**Stated task:** Below are the records; copy each line in them that holds the word "date".
::: Data supplied
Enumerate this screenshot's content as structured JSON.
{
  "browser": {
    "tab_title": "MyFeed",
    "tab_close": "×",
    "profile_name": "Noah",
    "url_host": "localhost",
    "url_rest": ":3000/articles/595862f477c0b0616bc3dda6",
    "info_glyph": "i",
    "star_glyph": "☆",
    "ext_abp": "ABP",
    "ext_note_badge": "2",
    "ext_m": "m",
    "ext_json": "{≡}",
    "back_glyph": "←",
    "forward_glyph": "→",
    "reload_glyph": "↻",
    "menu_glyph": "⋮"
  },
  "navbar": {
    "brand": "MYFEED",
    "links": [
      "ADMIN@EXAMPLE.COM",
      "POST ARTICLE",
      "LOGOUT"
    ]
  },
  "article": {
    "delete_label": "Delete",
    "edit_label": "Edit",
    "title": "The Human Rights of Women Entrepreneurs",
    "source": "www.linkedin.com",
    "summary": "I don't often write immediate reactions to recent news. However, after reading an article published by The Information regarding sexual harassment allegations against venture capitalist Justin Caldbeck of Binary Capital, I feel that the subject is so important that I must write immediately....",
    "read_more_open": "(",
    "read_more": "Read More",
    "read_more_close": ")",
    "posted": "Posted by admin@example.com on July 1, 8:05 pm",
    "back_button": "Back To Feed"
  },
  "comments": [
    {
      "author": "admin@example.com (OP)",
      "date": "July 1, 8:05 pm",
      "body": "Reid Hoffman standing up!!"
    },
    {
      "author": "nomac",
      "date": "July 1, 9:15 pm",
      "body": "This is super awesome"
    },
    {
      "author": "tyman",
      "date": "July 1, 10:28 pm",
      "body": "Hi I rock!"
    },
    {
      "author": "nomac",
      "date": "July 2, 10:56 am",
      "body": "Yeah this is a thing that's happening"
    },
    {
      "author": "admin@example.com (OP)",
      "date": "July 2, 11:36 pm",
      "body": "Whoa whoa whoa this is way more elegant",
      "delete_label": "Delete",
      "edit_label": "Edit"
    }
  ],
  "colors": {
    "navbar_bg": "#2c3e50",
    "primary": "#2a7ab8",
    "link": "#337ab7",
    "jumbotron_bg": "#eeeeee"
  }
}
::::::
::: Data supplied
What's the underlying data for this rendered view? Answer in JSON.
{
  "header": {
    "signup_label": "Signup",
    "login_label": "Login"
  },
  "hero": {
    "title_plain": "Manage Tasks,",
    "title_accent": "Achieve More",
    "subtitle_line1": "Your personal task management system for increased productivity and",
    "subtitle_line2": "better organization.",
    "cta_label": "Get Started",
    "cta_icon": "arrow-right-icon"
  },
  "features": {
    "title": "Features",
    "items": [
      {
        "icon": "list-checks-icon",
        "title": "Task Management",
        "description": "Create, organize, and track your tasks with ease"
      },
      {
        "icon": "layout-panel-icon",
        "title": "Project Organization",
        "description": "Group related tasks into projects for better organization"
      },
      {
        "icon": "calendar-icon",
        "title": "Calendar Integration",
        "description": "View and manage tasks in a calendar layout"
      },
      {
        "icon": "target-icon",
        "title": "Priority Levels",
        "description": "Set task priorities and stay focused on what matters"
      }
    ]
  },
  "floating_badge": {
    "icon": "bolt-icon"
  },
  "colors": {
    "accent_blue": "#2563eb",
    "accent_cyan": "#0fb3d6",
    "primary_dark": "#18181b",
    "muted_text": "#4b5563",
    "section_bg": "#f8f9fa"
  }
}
::::::
**Solution:**
      "date": "July 1, 8:05 pm",
      "date": "July 1, 9:15 pm",
      "date": "July 1, 10:28 pm",
      "date": "July 2, 10:56 am",
      "date": "July 2, 11:36 pm",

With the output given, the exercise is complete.